* BEGIN DATASET ENTRIES *

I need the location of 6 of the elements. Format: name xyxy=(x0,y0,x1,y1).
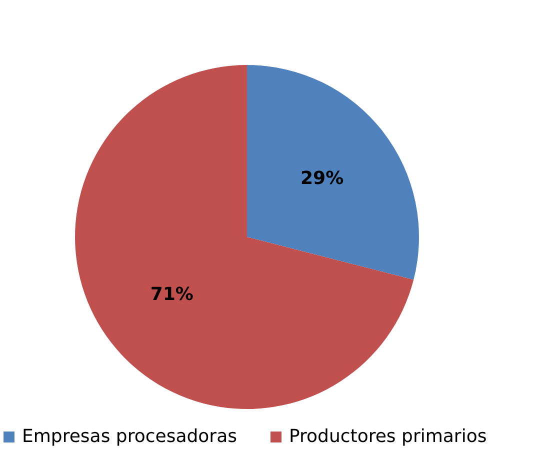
data-label: 71% xyxy=(150,284,194,306)
legend-label: Productores primarios xyxy=(289,426,487,447)
pie-slice xyxy=(75,65,414,409)
legend-label: Empresas procesadoras xyxy=(22,426,237,447)
pie-slice xyxy=(247,65,419,280)
data-label: 29% xyxy=(300,168,344,189)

* END DATASET ENTRIES *

THE REQUEST: Reproduce every line of the records above without changing a character, and leave out the pictures.

RESPONSE TO THIS TASK:
I need the location of 6 of the elements. Format: name xyxy=(x0,y0,x1,y1).
data-label: 71% xyxy=(150,284,194,306)
legend-label: Productores primarios xyxy=(289,426,487,447)
pie-slice xyxy=(75,65,414,409)
legend-label: Empresas procesadoras xyxy=(22,426,237,447)
pie-slice xyxy=(247,65,419,280)
data-label: 29% xyxy=(300,168,344,189)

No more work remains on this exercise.